• [Items listed in a dataset]
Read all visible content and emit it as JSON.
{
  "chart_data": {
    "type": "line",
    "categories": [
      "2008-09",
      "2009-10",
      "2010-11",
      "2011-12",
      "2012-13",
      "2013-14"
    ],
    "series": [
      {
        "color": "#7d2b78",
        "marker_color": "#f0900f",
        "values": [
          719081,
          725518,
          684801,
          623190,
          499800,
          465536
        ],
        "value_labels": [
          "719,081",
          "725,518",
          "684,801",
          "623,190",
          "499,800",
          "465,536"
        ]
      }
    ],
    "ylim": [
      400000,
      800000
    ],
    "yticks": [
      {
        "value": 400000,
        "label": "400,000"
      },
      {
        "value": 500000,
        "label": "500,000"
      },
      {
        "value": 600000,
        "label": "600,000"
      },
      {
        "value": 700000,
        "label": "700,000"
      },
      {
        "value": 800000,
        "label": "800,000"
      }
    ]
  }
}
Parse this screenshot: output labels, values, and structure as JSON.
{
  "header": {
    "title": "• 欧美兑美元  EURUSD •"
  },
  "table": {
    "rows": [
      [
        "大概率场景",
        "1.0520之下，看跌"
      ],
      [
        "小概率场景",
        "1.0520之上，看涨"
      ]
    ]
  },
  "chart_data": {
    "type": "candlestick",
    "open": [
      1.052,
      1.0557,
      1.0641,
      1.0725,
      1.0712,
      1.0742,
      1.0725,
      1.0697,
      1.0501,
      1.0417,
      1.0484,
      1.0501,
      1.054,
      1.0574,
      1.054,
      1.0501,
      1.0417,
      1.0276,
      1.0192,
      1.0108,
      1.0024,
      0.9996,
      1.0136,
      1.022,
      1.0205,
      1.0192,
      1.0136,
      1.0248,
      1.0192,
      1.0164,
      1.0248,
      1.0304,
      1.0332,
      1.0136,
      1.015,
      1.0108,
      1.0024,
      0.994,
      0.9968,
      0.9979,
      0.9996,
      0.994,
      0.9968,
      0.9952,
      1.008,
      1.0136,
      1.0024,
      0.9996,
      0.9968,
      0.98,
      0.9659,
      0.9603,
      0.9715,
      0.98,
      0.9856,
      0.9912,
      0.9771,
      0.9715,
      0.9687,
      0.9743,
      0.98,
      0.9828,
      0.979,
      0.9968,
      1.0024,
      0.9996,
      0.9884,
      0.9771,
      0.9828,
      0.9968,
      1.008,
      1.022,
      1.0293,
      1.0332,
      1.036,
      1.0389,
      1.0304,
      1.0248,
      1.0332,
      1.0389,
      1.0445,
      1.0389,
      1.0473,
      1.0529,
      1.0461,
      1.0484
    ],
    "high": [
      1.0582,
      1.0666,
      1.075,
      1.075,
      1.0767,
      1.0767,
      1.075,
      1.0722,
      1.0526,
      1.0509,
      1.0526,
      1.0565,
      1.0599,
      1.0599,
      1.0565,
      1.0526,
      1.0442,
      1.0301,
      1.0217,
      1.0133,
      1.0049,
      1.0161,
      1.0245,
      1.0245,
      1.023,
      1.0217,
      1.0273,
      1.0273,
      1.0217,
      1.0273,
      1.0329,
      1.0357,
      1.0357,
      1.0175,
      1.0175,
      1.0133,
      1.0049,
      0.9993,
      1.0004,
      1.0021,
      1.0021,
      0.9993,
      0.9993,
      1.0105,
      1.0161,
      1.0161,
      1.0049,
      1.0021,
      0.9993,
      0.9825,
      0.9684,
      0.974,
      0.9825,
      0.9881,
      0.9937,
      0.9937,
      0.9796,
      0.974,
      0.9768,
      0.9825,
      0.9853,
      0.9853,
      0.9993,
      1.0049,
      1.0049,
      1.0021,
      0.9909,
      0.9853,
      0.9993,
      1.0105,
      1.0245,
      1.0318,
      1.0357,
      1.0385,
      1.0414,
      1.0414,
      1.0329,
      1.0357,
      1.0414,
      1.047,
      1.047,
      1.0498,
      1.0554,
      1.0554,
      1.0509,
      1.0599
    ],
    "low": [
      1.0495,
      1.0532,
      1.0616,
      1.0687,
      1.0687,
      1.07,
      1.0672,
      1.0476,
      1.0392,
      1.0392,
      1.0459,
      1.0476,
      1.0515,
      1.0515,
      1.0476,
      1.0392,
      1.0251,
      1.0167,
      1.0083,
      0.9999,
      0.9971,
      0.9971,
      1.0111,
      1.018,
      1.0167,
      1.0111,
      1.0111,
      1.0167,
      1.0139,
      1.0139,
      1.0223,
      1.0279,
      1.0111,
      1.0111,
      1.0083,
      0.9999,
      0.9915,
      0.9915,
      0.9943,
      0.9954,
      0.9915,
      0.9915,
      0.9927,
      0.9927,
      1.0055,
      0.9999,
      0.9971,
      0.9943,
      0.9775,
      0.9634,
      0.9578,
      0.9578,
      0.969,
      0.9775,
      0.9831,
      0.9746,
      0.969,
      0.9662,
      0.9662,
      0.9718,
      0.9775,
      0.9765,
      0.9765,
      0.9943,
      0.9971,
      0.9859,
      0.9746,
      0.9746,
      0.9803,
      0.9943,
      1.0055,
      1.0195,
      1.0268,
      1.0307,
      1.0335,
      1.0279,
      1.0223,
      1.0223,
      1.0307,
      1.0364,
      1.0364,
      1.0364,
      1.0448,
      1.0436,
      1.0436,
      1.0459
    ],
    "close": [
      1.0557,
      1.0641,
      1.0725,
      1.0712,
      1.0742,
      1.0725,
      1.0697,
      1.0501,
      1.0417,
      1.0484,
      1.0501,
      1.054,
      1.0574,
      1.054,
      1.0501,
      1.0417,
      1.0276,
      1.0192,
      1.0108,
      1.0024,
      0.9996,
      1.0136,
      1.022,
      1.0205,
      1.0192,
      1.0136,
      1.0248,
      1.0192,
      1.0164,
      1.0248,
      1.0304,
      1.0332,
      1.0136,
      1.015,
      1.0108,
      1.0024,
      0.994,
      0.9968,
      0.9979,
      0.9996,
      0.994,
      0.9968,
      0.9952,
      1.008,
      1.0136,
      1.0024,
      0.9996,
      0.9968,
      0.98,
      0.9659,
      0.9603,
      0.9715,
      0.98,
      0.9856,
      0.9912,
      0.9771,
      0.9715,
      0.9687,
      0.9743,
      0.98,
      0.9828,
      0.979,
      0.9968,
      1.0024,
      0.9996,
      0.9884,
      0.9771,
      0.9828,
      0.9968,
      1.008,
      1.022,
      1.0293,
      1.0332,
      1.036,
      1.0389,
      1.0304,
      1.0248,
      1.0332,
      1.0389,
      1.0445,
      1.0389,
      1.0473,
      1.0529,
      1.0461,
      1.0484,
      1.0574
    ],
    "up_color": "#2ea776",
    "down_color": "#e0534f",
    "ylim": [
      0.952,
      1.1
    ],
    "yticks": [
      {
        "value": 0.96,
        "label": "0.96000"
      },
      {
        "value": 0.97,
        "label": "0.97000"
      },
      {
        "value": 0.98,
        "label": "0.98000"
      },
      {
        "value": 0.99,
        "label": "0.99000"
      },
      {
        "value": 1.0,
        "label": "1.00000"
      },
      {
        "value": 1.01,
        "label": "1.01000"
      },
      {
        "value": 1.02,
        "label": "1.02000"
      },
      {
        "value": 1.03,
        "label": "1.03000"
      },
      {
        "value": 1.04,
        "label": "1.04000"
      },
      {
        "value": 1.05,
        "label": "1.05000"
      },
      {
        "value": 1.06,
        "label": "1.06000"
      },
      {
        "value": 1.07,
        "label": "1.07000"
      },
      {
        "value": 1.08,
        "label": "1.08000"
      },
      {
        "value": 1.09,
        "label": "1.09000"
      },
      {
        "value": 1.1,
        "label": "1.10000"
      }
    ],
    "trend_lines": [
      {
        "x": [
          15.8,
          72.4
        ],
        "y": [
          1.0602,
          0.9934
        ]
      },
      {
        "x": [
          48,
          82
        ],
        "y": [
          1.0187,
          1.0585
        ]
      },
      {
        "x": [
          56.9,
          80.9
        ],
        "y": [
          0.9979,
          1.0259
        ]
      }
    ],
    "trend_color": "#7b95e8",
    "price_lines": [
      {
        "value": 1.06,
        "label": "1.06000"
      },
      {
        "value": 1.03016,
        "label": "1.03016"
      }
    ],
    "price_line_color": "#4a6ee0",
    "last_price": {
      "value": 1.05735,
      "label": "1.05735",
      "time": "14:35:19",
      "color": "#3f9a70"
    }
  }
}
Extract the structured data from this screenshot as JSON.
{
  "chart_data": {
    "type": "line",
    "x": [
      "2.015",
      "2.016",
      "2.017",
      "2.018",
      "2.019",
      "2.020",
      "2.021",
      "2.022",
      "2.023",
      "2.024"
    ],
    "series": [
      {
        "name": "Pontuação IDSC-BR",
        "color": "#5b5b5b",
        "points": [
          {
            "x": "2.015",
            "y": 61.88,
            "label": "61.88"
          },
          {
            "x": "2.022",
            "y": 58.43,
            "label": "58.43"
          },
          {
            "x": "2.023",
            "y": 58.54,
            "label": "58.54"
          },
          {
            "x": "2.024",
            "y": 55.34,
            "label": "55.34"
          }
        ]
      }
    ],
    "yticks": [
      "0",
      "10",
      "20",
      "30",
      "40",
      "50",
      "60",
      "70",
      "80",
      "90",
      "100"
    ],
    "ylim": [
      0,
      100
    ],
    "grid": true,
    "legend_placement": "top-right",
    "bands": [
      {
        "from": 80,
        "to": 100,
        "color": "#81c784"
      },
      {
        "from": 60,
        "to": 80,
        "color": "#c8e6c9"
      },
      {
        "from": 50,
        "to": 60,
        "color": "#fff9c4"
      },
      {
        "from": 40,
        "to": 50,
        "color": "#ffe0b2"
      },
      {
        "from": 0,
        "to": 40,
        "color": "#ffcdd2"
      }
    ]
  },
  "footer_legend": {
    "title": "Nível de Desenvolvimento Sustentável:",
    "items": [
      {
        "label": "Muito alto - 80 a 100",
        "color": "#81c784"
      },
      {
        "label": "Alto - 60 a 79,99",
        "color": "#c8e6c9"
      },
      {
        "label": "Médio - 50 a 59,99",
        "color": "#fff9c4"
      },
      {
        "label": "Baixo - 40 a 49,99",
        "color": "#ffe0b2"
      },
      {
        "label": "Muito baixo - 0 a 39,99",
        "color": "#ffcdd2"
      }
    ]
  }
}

• [The problem]
State how many lines of the listing include "JSON", and nothing more.

• [Correct output]
3